Render the material again word for word, skipping the pictures in it.

» **INFORMATION PROVIDED**
○ ○ ○ ○

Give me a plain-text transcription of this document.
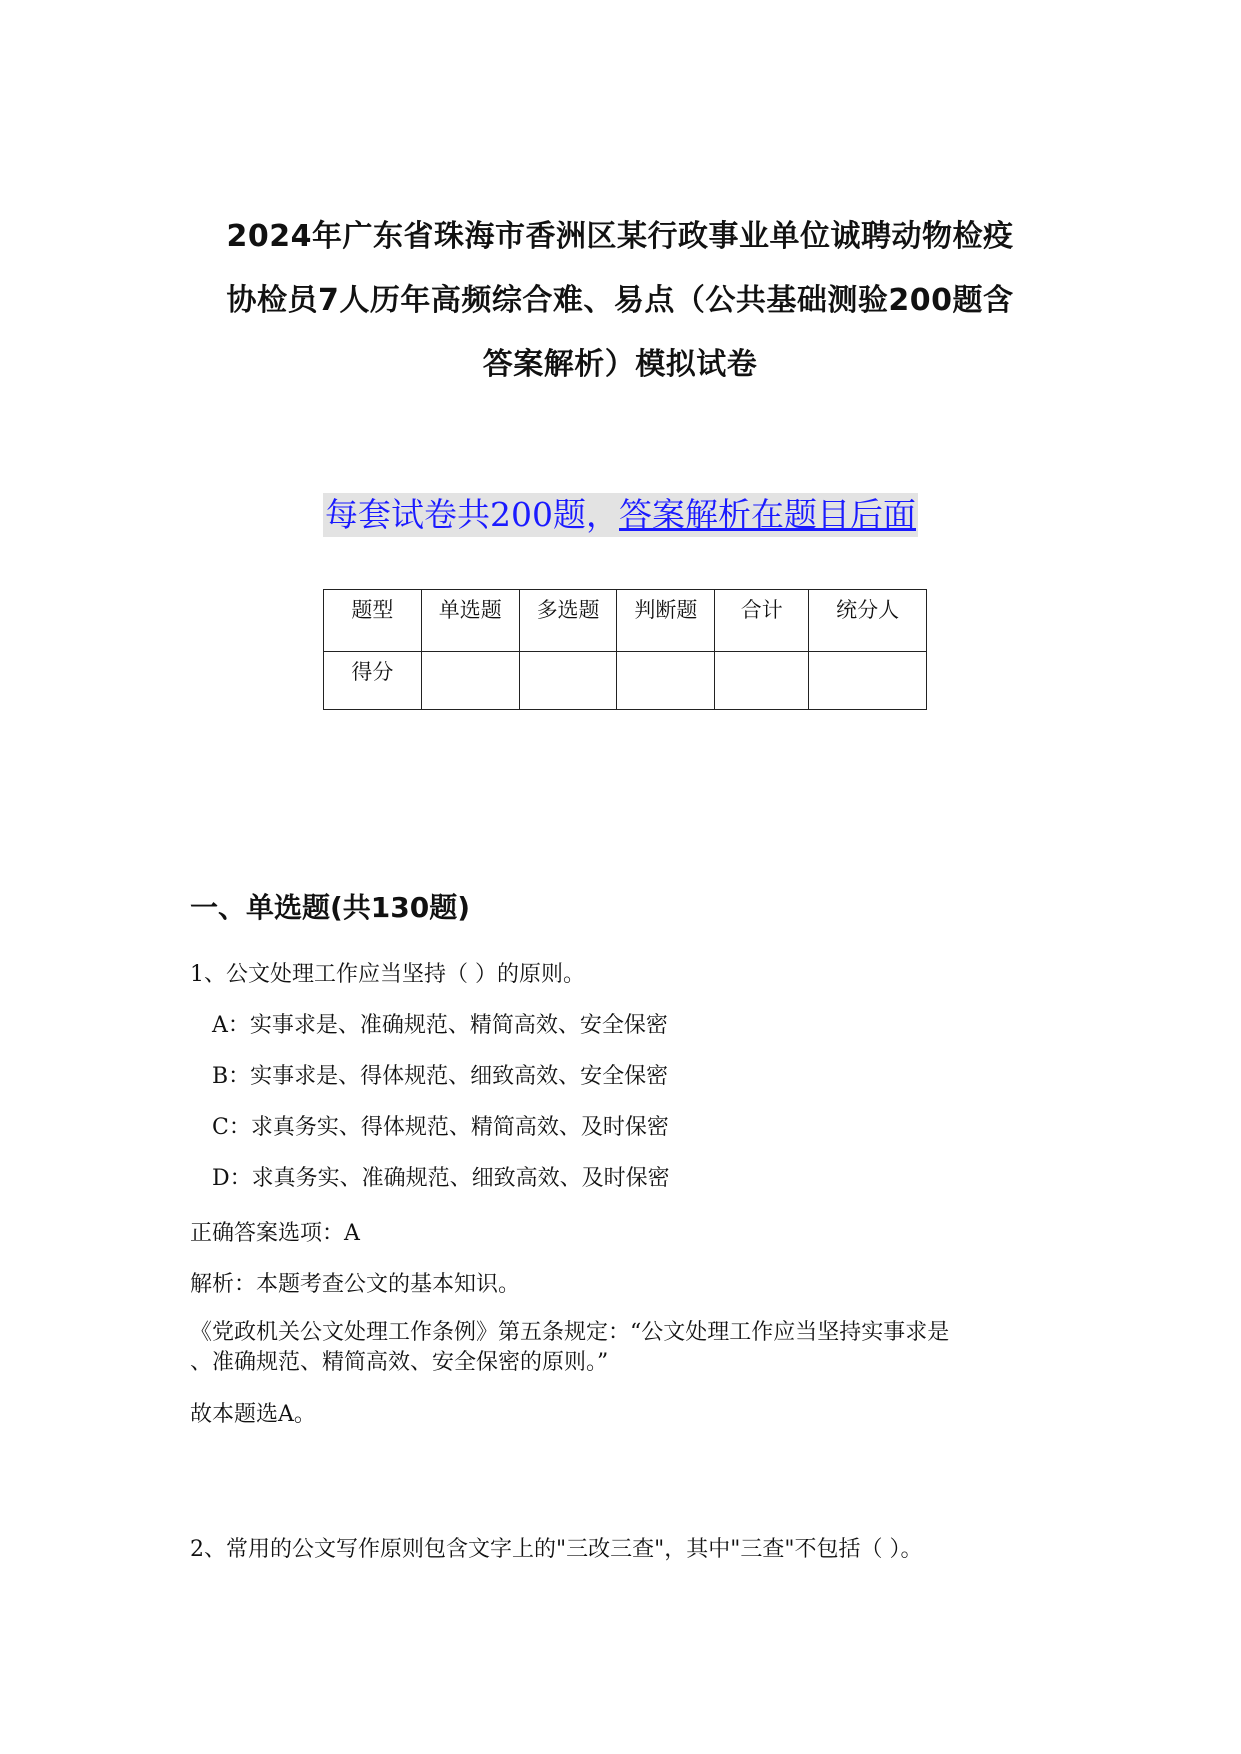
2024年广东省珠海市香洲区某行政事业单位诚聘动物检疫
协检员7人历年高频综合难、易点（公共基础测验200题含
答案解析）模拟试卷
每套试卷共200题，答案解析在题目后面
题型	单选题	多选题	判断题	合计	统分人
得分					
一、单选题(共130题)
1、公文处理工作应当坚持（ ）的原则。
A：实事求是、准确规范、精简高效、安全保密
B：实事求是、得体规范、细致高效、安全保密
C：求真务实、得体规范、精简高效、及时保密
D：求真务实、准确规范、细致高效、及时保密
正确答案选项：A
解析：本题考查公文的基本知识。
《党政机关公文处理工作条例》第五条规定：“公文处理工作应当坚持实事求是
、准确规范、精简高效、安全保密的原则。”
故本题选A。
2、常用的公文写作原则包含文字上的"三改三查"，其中"三查"不包括（ ）。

○ ○ ○ ○

» **SOLUTION TO THIS TASK**
Give me a plain-text transcription of this document.
2024年广东省珠海市香洲区某行政事业单位诚聘动物检疫
协检员7人历年高频综合难、易点（公共基础测验200题含
答案解析）模拟试卷
每套试卷共200题，答案解析在题目后面
题型	单选题	多选题	判断题	合计	统分人
得分					
一、单选题(共130题)
1、公文处理工作应当坚持（ ）的原则。
A：实事求是、准确规范、精简高效、安全保密
B：实事求是、得体规范、细致高效、安全保密
C：求真务实、得体规范、精简高效、及时保密
D：求真务实、准确规范、细致高效、及时保密
正确答案选项：A
解析：本题考查公文的基本知识。
《党政机关公文处理工作条例》第五条规定：“公文处理工作应当坚持实事求是
、准确规范、精简高效、安全保密的原则。”
故本题选A。
2、常用的公文写作原则包含文字上的"三改三查"，其中"三查"不包括（ ）。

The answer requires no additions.